§ **Dataset excerpt**:
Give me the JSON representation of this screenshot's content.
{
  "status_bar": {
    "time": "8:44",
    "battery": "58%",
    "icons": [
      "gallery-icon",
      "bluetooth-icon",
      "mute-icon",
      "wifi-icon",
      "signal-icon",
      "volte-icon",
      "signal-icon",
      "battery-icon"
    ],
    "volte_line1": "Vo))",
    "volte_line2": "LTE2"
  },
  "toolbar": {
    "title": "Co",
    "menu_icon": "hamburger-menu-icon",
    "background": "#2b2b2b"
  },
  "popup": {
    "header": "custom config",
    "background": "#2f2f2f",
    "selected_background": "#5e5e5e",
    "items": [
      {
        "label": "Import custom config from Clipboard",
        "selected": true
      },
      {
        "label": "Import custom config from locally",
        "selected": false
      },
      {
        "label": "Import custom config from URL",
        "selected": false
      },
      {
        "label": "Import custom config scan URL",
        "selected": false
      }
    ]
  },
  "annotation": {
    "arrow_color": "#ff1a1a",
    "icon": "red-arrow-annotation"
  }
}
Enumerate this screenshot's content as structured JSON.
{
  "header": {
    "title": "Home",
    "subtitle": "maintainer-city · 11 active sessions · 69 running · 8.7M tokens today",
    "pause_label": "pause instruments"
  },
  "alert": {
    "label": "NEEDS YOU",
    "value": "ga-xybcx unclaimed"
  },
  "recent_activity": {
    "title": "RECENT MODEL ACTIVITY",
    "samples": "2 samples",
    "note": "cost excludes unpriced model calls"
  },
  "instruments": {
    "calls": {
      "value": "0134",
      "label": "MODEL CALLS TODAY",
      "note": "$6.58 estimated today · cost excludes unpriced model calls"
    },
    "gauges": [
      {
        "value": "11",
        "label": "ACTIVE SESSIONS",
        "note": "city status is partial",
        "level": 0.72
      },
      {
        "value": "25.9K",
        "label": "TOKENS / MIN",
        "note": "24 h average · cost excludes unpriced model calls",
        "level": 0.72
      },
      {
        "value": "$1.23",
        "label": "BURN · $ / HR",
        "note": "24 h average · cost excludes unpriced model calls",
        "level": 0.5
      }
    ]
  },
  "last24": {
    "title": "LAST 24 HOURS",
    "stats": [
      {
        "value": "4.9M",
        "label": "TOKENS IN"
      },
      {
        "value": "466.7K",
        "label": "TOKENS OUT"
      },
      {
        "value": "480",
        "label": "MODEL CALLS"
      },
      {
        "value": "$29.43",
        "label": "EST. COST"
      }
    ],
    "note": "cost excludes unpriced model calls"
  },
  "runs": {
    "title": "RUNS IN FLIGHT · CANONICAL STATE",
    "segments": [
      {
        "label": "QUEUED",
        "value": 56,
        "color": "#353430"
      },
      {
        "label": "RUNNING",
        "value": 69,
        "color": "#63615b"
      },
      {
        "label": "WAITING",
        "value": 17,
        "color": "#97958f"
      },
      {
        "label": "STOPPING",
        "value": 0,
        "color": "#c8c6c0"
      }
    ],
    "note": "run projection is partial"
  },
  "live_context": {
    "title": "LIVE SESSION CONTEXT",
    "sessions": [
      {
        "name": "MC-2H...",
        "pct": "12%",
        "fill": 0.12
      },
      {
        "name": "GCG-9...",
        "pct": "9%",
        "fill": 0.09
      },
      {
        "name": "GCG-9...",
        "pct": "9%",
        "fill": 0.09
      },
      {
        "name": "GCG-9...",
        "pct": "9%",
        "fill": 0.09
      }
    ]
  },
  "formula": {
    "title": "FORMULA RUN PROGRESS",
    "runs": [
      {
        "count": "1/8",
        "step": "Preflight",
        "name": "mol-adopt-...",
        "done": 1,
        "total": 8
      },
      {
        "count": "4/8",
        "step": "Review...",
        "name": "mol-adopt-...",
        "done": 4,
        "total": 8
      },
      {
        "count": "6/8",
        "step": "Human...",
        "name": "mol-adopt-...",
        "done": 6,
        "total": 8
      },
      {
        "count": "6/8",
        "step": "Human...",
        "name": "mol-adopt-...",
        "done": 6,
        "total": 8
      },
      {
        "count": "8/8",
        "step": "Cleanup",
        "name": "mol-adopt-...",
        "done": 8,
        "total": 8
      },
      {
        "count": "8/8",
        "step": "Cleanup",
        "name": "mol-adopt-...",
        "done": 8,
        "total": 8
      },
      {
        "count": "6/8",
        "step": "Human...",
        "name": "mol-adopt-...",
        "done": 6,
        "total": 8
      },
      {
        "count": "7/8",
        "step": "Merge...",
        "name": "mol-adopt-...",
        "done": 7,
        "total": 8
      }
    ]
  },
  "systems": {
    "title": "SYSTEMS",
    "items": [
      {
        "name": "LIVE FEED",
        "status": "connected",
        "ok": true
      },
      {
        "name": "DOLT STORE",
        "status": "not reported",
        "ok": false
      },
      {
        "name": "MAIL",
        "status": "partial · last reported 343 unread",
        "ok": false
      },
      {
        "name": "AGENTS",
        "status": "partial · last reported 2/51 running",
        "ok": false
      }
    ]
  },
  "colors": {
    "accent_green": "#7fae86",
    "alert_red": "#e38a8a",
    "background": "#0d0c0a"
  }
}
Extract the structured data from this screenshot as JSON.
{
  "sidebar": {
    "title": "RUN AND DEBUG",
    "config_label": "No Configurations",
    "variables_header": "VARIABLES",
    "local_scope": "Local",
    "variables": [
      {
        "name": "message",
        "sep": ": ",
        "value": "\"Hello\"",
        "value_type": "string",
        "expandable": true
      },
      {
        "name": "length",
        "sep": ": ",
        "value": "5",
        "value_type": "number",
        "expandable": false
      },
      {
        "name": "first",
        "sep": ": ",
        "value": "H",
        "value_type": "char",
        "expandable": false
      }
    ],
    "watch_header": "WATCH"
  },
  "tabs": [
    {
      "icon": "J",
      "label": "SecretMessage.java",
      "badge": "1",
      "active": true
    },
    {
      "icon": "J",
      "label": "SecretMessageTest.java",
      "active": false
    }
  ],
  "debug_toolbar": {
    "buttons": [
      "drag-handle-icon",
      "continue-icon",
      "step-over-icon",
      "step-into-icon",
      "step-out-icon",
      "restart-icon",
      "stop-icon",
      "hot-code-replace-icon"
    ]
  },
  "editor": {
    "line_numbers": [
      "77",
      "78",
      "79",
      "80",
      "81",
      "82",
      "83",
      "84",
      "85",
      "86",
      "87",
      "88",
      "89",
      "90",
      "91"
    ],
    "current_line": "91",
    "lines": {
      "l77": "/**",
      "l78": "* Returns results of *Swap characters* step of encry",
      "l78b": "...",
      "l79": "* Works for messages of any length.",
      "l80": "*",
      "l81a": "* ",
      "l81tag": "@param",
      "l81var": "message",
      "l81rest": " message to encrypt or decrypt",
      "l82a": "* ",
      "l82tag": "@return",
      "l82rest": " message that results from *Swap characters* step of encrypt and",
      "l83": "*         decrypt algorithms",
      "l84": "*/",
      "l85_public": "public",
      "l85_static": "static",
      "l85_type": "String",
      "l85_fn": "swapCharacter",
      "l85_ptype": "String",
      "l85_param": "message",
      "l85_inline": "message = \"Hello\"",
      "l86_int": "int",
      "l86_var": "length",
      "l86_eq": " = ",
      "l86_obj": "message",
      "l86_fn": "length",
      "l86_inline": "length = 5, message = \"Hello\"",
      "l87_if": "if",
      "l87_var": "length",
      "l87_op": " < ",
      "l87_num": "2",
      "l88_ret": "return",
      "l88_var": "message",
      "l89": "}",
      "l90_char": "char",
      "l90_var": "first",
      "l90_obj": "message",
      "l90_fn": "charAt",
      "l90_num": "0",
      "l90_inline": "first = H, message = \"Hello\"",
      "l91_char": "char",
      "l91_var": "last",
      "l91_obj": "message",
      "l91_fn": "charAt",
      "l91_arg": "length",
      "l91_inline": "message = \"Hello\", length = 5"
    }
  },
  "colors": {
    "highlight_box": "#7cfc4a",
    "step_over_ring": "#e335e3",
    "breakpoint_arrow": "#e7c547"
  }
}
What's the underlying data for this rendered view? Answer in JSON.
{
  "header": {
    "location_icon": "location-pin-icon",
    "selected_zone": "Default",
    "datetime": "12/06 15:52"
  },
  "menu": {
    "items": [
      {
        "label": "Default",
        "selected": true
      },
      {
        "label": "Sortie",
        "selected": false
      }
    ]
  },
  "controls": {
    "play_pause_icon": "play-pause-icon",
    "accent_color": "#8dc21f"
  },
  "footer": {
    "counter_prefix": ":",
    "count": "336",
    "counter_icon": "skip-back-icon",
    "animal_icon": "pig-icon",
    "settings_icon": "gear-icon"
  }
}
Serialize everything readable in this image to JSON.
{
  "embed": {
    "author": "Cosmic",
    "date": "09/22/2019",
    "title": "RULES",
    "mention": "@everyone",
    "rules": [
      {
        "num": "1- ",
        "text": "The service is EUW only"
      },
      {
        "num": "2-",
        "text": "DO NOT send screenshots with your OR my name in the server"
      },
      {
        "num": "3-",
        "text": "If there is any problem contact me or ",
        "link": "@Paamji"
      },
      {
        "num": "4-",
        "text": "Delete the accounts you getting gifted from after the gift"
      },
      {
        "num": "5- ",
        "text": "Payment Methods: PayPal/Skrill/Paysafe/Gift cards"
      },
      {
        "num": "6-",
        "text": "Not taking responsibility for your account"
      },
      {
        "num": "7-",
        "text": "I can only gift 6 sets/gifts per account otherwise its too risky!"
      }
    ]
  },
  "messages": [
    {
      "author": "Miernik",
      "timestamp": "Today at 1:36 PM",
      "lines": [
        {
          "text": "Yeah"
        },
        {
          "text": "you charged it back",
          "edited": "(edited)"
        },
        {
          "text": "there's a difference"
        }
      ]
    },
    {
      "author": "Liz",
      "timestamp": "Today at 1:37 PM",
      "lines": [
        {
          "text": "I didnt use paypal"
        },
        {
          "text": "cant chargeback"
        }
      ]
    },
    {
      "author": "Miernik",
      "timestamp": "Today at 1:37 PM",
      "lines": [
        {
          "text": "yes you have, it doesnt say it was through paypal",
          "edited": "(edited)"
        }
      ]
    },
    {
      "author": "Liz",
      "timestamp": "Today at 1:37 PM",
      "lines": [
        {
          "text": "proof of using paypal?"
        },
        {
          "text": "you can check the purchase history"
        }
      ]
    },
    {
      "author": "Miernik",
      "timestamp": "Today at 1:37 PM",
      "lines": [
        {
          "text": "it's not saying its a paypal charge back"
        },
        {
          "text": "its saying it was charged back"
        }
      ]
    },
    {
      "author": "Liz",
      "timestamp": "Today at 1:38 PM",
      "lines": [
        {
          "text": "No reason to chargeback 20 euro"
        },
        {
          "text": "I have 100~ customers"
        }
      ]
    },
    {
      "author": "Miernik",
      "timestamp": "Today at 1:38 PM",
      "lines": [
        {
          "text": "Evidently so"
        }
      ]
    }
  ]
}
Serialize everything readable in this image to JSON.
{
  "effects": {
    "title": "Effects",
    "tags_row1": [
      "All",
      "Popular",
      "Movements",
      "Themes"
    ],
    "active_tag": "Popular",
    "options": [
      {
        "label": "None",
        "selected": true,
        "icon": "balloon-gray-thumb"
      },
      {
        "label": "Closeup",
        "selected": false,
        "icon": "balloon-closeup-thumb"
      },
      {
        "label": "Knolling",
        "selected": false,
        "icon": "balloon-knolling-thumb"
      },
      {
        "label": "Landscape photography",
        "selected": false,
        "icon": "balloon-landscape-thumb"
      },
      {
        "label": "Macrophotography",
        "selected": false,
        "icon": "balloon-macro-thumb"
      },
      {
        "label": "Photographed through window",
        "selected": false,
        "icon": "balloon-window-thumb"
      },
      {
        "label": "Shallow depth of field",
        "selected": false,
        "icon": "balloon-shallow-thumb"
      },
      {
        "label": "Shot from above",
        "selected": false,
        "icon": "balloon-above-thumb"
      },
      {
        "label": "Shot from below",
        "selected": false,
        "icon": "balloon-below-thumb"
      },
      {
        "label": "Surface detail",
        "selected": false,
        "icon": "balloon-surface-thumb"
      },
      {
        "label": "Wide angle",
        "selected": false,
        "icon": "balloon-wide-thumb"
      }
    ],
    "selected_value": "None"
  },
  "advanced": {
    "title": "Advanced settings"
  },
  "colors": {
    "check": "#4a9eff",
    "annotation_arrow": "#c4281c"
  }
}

§ **Your objective**:
Among the lines of the data, identify those with the word "only". Copy each of them.

§ **Expected output**:
        "text": "The service is EUW only"
        "text": "I can only gift 6 sets/gifts per account otherwise its too risky!"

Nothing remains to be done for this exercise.